Le nommé Josué Ogoubiyi a affirmé que lui et le président de la Commission permanente des affaires domaniales Falilou Tidjani ont immédiatement opposé une fin de non-recevoir. « C’est alors que Monsieur TOZO Alin nous demanda ce qu’il allait fait de l’argent ? nous lui avions demandé de le retourné à qui de droit, ce qu’il a accepté de faire et m’a demandé de bien vouloir garder les sous en attendant de revoir ce dernier puisqu’il était parti et vu que son bureau n’était pas en sécurité, il ne pouvait prendre le risque de les garder dedans étant donné qu’il partage sa clé avec un autre collaborateur à lui”, a-t-il déclaré.

 

Le CSAD Josué Ogoubiyi affirme avoir pris l’argent sur insistance du deuxième adjoint et s'être rendu aussitôt après la réunion dans le bureau du maire Charlemagne Yankoty pour lui signaler les pressions qu'il a commencées par recevoir lors de l’étude des dossiers de parcelles. Suite à ce signalement, il confie que le maire Charlemagne Yankoty a demandé que les sous soient retournés au deuxième adjoint au maire. Il déclare qu'il a ensuite retourné le lendemain l’argent au deuxième adjoint au maire. Par la suite, le CSAD affirme que face au refus d'être corrompu le deuxième adjoint au maire leur a fermé les portes de son bureau à lui et au président de la commission permanente des affaires domaniales Tidjani Falilou en les qualifiant de “jeunes voyous”. Après cet épisode, le CSAD déclare à la Cour que le deuxième adjoint au maire de Porto-Novo Alin Tozo a continué à étudier seul les dossiers de parcelles en compagnie de l’ex-CSAD Hugues Faihun.

__Liste des entrées__.
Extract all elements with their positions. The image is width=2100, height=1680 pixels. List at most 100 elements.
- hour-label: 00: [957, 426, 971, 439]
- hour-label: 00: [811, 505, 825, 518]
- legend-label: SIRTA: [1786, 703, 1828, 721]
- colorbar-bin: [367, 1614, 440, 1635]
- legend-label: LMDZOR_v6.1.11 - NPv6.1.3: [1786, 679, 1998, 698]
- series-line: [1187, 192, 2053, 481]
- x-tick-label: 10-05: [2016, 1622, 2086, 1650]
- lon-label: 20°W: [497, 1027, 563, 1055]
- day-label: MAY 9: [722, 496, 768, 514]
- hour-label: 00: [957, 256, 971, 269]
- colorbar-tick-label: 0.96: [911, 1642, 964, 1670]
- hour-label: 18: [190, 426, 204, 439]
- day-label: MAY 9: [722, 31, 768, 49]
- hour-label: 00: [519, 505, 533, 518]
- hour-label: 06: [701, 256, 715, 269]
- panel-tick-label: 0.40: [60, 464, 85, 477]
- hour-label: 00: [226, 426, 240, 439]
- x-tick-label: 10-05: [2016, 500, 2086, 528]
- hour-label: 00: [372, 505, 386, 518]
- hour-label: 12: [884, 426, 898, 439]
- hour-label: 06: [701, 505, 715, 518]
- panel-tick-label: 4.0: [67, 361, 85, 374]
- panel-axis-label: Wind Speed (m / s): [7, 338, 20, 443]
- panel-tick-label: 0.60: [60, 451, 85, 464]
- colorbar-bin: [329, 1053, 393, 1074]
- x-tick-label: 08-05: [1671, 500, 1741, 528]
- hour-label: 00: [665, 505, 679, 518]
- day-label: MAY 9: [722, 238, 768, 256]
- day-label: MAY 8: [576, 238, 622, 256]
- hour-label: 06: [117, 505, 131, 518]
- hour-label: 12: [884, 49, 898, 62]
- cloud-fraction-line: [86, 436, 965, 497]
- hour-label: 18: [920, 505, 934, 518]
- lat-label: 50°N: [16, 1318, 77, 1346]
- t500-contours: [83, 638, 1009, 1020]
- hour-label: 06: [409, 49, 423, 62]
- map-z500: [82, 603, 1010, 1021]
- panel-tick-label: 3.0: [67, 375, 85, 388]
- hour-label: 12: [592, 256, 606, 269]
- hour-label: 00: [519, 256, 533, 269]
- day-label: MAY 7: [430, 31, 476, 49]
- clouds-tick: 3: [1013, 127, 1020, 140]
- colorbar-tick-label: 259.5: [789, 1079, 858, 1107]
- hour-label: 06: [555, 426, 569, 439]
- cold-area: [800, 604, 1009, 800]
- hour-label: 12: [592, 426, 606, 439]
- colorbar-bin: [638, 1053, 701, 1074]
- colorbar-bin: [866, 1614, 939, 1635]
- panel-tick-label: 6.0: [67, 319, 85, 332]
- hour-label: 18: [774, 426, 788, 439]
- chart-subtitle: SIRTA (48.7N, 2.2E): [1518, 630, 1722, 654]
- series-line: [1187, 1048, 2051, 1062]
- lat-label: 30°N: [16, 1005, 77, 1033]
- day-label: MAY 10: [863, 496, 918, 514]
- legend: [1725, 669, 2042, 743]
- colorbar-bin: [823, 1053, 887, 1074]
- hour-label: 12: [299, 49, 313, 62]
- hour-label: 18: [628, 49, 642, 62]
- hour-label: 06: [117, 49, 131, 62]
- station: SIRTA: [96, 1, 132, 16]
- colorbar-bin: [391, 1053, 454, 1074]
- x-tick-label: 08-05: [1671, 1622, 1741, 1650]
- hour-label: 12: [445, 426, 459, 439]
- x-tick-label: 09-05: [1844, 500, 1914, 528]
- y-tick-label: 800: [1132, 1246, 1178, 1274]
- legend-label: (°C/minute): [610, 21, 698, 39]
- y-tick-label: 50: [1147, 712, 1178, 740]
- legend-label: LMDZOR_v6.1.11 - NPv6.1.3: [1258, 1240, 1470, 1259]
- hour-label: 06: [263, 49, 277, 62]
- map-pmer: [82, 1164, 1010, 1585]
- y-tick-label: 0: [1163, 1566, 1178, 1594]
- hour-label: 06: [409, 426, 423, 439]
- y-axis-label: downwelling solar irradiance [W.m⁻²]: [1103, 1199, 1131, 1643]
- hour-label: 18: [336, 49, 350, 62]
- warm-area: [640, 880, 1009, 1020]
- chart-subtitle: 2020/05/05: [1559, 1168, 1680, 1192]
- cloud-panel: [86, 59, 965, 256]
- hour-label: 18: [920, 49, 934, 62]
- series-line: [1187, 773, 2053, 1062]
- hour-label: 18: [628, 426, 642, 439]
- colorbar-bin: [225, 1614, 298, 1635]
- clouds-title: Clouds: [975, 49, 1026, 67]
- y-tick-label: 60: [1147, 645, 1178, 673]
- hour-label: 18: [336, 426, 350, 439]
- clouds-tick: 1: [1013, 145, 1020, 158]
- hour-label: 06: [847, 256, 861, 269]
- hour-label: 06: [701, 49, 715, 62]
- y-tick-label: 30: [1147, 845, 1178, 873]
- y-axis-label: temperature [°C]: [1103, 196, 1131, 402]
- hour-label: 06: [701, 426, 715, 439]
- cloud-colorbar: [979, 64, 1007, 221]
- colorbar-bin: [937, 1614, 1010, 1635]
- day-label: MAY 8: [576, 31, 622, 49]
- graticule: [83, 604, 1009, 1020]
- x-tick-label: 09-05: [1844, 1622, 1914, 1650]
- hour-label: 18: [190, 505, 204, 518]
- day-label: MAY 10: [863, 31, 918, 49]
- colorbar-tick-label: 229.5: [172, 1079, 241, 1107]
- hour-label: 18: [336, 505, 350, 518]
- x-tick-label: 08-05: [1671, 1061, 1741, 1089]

__Consigne__. Relevez toutes les personnes nommées dans l'extrait, chacune une seule fois, sous la forme de sa première mention et dans l'ordre où elles apparaissent.

__Réponse__.
Josué Ogoubiyi
Falilou Tidjani
TOZO Alin
Charlemagne Yankoty
Hugues Faihun